═════ DATA RECORDS

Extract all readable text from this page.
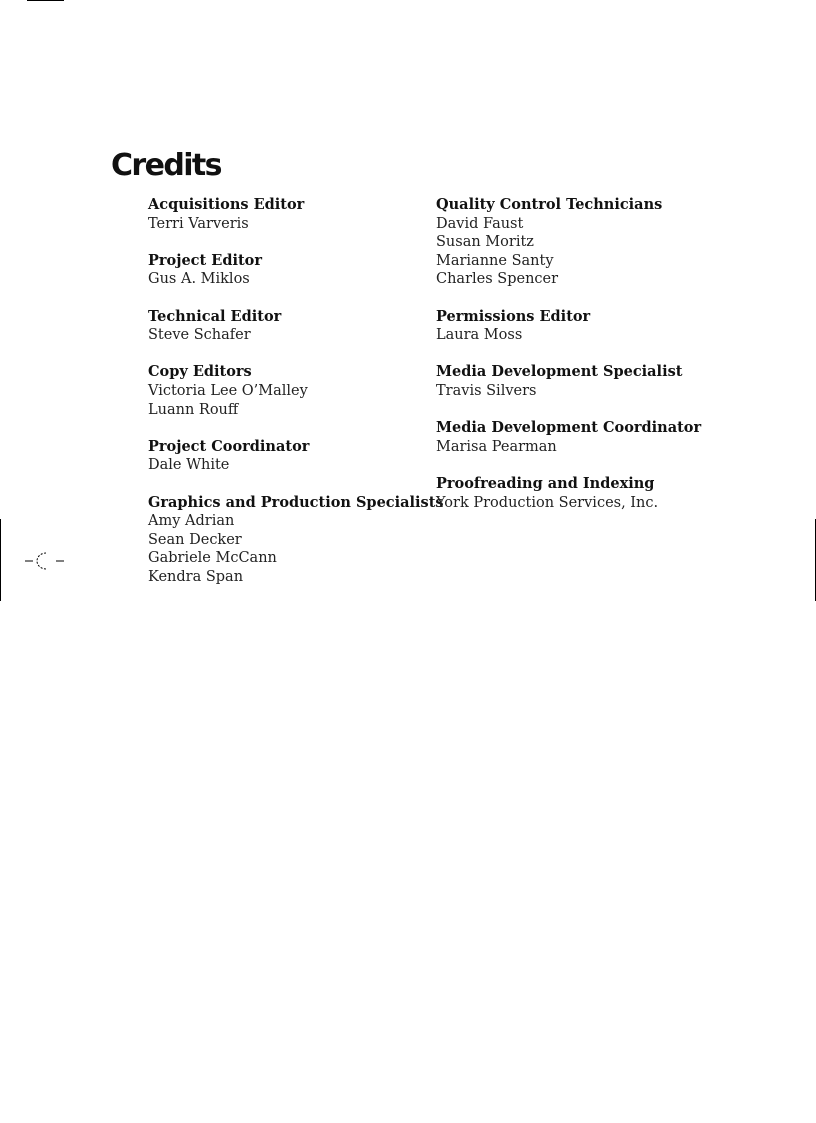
Credits
Acquisitions Editor
Terri Varveris
Project Editor
Gus A. Miklos
Technical Editor
Steve Schafer
Copy Editors
Victoria Lee O’Malley
Luann Rouff
Project Coordinator
Dale White
Graphics and Production Specialists
Amy Adrian
Sean Decker
Gabriele McCann
Kendra Span
Quality Control Technicians
David Faust
Susan Moritz
Marianne Santy
Charles Spencer
Permissions Editor
Laura Moss
Media Development Specialist
Travis Silvers
Media Development Coordinator
Marisa Pearman
Proofreading and Indexing
York Production Services, Inc.
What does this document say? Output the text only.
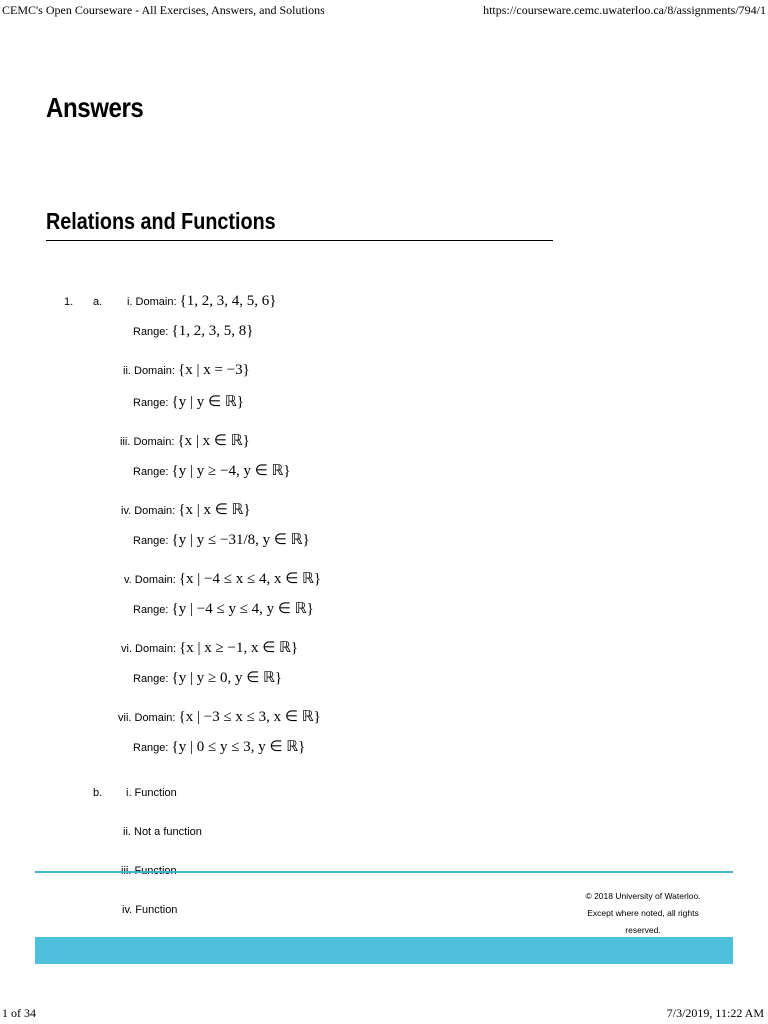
CEMC's Open Courseware - All Exercises, Answers, and Solutions	https://courseware.cemc.uwaterloo.ca/8/assignments/794/1
Answers
Relations and Functions
1. a. i. Domain: {1, 2, 3, 4, 5, 6}
Range: {1, 2, 3, 5, 8}
ii. Domain: {x | x = −3}
Range: {y | y ∈ ℝ}
iii. Domain: {x | x ∈ ℝ}
Range: {y | y ≥ −4, y ∈ ℝ}
iv. Domain: {x | x ∈ ℝ}
Range: {y | y ≤ −31/8, y ∈ ℝ}
v. Domain: {x | −4 ≤ x ≤ 4, x ∈ ℝ}
Range: {y | −4 ≤ y ≤ 4, y ∈ ℝ}
vi. Domain: {x | x ≥ −1, x ∈ ℝ}
Range: {y | y ≥ 0, y ∈ ℝ}
vii. Domain: {x | −3 ≤ x ≤ 3, x ∈ ℝ}
Range: {y | 0 ≤ y ≤ 3, y ∈ ℝ}
b. i. Function
ii. Not a function
iv. Function
© 2018 University of Waterloo.
Except where noted, all rights reserved.
1 of 34	7/3/2019, 11:22 AM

══════════

## GOAL
Using the entries above, return each line in which the word "Project" occurs.

## EXERCISE RESULT
Project Editor
Project Coordinator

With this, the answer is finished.